(PROBLEM) Reproduce the rows below from the first one up to and including the line with "export-label: Export bbox=[439, 593, 497, 615]", substituting "EUR" for "USD" and leaving everything else unchanged.

(RECORDED DATA)
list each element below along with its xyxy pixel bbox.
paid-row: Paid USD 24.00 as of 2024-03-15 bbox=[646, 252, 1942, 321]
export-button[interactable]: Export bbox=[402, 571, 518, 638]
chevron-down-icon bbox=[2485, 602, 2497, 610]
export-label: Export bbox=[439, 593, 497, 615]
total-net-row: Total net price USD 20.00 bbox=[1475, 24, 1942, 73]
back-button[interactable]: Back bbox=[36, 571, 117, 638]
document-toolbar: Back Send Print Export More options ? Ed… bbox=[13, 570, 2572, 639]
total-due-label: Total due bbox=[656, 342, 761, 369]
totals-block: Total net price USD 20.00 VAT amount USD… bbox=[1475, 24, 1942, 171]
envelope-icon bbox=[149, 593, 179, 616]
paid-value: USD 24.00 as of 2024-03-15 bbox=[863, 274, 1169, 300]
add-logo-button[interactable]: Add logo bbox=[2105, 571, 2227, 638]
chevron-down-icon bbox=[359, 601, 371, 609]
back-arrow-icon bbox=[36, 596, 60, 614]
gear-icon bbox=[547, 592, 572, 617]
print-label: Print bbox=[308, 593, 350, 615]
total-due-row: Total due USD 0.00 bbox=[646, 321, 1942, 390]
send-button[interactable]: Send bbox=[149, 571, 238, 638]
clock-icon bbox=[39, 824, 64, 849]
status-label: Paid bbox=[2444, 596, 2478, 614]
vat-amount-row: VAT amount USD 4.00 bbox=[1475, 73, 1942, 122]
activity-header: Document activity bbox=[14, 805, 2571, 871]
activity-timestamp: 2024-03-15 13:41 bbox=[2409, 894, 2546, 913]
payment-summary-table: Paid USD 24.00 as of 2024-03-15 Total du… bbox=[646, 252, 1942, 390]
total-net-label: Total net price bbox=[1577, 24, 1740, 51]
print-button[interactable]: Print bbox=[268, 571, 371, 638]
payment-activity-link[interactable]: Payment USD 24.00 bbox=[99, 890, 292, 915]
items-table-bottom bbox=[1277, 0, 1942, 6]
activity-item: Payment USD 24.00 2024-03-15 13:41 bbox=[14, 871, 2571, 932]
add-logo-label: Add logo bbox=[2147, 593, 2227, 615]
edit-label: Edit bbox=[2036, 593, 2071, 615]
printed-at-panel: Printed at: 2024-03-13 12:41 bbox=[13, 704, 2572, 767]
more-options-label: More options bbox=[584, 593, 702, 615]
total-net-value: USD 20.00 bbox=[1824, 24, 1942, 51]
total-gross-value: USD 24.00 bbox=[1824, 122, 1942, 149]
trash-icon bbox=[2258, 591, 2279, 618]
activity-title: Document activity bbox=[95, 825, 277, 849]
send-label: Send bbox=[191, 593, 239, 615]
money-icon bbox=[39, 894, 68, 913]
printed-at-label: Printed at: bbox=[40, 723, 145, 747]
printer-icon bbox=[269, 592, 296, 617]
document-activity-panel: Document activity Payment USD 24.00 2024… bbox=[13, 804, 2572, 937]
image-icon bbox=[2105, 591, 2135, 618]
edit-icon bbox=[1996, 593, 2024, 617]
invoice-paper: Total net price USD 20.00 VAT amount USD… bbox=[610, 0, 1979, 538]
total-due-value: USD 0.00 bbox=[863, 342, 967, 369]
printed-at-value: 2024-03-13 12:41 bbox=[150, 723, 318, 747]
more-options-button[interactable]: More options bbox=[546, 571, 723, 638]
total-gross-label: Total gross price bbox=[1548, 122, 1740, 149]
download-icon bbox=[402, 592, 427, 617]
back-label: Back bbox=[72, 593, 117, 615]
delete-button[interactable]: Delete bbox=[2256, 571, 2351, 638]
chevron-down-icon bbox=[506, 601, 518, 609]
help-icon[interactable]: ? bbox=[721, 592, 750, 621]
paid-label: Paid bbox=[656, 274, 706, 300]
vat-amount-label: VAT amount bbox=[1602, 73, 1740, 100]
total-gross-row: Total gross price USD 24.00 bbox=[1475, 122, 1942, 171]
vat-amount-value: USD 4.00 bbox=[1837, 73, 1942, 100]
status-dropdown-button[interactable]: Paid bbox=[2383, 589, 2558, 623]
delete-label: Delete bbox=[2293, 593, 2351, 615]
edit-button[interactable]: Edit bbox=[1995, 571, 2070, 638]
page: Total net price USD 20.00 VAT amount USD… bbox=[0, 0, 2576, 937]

(RESULT FOR THIS EXERCISE)
list each element below along with its xyxy pixel bbox.
paid-row: Paid EUR 24.00 as of 2024-03-15 bbox=[646, 252, 1942, 321]
export-button[interactable]: Export bbox=[402, 571, 518, 638]
chevron-down-icon bbox=[2485, 602, 2497, 610]
export-label: Export bbox=[439, 593, 497, 615]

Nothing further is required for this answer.